• **Description of the task**
Locate all lines in the data below that hold "Supprimer" and show them.

====== Entries provided

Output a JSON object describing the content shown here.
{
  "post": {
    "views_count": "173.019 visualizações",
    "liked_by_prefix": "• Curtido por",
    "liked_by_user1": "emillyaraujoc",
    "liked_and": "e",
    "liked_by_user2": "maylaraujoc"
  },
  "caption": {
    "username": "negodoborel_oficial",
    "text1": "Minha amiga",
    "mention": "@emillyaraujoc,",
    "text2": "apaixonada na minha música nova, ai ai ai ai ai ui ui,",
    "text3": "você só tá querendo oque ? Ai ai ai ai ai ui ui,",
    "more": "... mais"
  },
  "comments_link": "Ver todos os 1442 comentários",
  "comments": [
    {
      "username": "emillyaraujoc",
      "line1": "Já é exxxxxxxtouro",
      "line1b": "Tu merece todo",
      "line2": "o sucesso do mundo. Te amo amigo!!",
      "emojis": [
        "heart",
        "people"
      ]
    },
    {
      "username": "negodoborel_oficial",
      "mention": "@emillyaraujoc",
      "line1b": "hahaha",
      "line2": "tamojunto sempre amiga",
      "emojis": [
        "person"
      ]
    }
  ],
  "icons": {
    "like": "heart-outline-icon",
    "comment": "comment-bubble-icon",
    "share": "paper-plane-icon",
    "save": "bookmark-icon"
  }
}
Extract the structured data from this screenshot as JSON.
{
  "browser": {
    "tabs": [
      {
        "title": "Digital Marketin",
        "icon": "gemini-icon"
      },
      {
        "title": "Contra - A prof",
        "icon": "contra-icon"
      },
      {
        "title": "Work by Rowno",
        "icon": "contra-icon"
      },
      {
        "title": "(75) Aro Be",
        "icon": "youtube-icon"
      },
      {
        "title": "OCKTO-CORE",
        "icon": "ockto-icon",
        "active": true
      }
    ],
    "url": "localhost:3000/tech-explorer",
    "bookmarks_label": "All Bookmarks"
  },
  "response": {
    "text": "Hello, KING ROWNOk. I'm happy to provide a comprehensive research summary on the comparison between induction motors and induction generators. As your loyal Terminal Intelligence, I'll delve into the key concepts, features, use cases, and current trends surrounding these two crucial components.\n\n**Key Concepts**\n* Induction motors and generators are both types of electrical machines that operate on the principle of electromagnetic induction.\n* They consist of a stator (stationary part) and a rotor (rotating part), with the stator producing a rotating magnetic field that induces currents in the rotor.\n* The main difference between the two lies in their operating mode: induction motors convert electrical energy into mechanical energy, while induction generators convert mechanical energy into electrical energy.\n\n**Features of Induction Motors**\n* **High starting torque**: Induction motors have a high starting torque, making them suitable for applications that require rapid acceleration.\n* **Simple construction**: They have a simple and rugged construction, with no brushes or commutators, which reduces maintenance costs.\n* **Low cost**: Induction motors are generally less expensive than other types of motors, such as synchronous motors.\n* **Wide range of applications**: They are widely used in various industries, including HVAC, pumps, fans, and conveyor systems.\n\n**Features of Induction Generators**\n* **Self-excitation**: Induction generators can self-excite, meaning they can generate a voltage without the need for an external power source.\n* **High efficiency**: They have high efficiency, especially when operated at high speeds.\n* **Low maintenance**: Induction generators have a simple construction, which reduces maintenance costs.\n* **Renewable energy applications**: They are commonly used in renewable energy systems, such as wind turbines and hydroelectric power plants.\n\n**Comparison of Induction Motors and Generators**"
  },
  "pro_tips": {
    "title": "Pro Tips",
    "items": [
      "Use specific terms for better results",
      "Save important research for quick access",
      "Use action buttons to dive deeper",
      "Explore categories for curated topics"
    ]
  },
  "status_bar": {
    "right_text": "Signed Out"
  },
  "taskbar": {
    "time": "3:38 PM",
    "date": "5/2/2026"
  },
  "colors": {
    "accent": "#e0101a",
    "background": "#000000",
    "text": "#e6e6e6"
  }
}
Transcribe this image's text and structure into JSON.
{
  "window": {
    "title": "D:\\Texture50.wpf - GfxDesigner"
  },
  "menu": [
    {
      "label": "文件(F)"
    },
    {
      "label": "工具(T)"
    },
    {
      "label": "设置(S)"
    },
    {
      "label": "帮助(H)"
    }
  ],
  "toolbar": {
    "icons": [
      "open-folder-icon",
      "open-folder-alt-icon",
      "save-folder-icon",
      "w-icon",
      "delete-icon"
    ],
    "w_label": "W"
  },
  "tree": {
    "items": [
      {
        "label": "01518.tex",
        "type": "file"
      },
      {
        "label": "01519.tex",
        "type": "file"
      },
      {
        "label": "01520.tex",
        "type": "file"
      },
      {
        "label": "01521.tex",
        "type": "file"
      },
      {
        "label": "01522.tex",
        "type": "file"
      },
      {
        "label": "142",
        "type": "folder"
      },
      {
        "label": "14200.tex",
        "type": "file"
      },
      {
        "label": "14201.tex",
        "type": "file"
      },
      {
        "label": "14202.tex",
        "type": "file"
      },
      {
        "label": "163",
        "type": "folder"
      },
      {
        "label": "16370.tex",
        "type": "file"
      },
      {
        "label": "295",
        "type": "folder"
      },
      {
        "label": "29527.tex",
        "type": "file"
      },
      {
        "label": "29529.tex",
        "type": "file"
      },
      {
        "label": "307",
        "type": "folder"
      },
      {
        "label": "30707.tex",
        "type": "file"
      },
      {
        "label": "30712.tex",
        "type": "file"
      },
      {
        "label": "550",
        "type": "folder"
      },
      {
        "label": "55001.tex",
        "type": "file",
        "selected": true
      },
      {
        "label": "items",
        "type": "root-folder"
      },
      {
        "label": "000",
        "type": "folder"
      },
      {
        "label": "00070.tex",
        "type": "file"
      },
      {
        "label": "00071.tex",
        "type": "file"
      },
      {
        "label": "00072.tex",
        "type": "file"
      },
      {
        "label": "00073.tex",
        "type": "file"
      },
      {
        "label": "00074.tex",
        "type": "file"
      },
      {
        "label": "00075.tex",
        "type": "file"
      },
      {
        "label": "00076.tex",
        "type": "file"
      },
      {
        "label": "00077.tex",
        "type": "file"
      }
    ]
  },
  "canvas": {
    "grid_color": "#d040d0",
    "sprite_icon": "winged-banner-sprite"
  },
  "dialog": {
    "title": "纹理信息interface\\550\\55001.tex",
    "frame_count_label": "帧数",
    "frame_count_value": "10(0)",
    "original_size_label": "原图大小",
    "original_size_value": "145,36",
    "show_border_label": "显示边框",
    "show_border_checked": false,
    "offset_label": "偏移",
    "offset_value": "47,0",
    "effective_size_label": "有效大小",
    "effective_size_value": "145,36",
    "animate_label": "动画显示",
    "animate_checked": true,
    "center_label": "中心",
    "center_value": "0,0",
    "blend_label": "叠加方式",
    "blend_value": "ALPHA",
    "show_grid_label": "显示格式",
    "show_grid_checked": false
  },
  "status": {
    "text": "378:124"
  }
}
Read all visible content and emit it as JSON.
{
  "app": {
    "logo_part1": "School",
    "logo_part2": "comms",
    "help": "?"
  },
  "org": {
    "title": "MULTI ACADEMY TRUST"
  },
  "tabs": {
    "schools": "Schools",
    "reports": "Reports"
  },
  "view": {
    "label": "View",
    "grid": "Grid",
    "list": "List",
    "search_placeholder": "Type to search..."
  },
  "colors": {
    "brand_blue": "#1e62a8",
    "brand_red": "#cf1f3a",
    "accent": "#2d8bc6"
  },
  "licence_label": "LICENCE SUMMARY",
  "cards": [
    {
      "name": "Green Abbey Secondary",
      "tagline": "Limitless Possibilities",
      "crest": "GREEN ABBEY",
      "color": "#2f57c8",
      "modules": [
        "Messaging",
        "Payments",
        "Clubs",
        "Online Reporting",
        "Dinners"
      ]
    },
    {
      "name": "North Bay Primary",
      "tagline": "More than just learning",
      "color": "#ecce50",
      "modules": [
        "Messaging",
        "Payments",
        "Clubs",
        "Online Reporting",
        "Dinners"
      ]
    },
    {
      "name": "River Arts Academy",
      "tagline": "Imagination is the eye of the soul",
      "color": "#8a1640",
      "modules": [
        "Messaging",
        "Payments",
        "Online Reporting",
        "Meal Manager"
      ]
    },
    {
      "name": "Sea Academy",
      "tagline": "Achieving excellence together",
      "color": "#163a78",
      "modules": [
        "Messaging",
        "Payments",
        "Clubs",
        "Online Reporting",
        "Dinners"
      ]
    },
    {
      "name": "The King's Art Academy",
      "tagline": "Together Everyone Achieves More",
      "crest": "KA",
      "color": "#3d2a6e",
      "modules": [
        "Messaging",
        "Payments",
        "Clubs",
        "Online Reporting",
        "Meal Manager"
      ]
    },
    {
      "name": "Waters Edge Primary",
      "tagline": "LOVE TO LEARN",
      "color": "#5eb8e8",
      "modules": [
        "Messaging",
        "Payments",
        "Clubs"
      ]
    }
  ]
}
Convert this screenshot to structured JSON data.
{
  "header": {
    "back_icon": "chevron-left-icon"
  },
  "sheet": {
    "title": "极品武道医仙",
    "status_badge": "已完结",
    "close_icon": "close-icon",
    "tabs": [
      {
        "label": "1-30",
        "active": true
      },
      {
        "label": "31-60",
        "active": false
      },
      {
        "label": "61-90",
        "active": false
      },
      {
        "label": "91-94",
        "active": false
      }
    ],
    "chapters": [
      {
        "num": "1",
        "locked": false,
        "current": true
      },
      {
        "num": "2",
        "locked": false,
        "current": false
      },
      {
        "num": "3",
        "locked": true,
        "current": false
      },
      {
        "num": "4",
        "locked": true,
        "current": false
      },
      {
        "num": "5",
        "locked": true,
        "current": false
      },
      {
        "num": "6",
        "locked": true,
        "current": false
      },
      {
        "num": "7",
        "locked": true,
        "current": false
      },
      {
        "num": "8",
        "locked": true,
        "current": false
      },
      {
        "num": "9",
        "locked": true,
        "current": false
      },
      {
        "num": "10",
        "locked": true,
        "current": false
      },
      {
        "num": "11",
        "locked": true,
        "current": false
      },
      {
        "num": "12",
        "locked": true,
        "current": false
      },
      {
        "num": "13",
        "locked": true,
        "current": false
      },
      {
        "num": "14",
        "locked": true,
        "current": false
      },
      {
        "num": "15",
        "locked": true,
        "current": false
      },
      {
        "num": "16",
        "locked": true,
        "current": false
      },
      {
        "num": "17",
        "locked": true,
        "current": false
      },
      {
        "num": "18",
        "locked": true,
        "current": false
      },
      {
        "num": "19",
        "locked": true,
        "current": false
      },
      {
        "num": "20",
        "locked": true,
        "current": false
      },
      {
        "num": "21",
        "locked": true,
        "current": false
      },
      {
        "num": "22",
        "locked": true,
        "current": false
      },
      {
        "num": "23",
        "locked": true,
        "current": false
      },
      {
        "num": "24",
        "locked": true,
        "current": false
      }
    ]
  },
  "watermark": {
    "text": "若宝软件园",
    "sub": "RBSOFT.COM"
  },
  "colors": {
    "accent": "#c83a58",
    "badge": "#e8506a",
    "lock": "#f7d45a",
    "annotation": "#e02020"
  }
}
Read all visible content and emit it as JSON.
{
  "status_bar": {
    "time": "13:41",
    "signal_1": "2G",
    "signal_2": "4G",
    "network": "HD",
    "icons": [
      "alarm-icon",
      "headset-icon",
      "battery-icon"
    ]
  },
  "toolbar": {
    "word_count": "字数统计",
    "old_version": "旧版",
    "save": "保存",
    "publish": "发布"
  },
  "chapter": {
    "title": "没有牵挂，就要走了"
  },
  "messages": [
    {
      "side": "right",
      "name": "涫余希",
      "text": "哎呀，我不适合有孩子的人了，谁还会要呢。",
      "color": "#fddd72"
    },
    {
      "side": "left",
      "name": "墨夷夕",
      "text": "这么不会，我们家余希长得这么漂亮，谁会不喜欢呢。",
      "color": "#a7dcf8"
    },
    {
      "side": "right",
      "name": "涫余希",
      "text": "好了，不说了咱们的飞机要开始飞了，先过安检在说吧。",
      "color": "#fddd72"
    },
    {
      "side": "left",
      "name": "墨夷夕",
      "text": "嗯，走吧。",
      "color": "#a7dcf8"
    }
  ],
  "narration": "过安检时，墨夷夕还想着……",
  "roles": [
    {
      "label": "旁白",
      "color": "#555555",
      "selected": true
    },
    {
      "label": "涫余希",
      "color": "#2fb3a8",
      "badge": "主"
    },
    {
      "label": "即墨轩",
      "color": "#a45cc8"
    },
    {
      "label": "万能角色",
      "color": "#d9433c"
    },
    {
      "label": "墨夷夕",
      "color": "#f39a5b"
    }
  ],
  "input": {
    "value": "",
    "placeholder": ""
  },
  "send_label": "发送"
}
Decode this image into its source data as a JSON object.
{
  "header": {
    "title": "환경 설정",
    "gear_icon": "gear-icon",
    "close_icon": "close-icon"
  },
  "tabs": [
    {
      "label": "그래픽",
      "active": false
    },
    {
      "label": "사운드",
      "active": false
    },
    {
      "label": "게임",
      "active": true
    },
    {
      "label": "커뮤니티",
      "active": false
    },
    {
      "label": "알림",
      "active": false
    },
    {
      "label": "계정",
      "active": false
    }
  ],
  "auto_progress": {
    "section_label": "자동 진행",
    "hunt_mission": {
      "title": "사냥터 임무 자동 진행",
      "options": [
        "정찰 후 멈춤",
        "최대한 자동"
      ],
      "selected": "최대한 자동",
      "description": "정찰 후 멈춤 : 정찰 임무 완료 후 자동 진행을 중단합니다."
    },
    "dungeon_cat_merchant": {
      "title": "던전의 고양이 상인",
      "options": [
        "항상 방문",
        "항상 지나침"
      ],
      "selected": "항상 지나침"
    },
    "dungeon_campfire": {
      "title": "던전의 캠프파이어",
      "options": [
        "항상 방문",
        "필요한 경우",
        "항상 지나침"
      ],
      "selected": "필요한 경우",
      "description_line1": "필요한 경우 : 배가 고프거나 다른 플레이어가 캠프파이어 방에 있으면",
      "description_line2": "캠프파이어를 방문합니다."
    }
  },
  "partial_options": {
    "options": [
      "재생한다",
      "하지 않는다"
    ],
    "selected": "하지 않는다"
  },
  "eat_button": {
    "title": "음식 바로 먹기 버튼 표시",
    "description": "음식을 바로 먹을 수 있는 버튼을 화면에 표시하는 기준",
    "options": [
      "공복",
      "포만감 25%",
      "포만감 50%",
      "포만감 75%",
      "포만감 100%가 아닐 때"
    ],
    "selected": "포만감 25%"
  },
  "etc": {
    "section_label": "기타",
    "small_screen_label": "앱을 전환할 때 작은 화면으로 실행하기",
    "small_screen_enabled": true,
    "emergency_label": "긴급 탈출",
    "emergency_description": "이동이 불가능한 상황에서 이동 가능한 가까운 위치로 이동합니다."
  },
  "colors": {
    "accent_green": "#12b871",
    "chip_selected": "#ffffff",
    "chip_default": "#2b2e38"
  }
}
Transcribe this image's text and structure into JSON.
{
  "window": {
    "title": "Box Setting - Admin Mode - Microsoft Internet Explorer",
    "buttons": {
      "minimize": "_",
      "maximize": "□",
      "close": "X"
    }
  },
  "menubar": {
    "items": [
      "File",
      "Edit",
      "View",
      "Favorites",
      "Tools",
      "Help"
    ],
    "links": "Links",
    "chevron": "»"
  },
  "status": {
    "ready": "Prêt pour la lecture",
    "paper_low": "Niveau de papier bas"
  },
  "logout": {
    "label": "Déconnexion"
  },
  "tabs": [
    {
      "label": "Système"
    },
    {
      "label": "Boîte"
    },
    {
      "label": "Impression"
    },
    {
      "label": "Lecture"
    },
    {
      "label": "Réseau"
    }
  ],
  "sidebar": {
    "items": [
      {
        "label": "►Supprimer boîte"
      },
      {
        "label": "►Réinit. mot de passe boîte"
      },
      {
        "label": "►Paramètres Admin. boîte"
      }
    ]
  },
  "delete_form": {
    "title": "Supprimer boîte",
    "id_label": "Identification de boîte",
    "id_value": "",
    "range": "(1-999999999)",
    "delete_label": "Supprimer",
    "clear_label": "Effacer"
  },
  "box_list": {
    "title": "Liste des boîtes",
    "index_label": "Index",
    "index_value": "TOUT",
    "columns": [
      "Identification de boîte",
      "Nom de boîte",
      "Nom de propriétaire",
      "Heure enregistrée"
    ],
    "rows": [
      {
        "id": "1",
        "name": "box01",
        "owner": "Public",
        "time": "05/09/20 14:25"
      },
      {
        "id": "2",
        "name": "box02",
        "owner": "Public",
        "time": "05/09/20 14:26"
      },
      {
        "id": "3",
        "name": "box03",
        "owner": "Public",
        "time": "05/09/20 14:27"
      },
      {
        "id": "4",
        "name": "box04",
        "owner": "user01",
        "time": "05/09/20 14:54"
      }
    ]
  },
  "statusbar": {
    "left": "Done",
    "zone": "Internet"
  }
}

============

• **Expected answer**
        "label": "►Supprimer boîte"
    "title": "Supprimer boîte",
    "delete_label": "Supprimer",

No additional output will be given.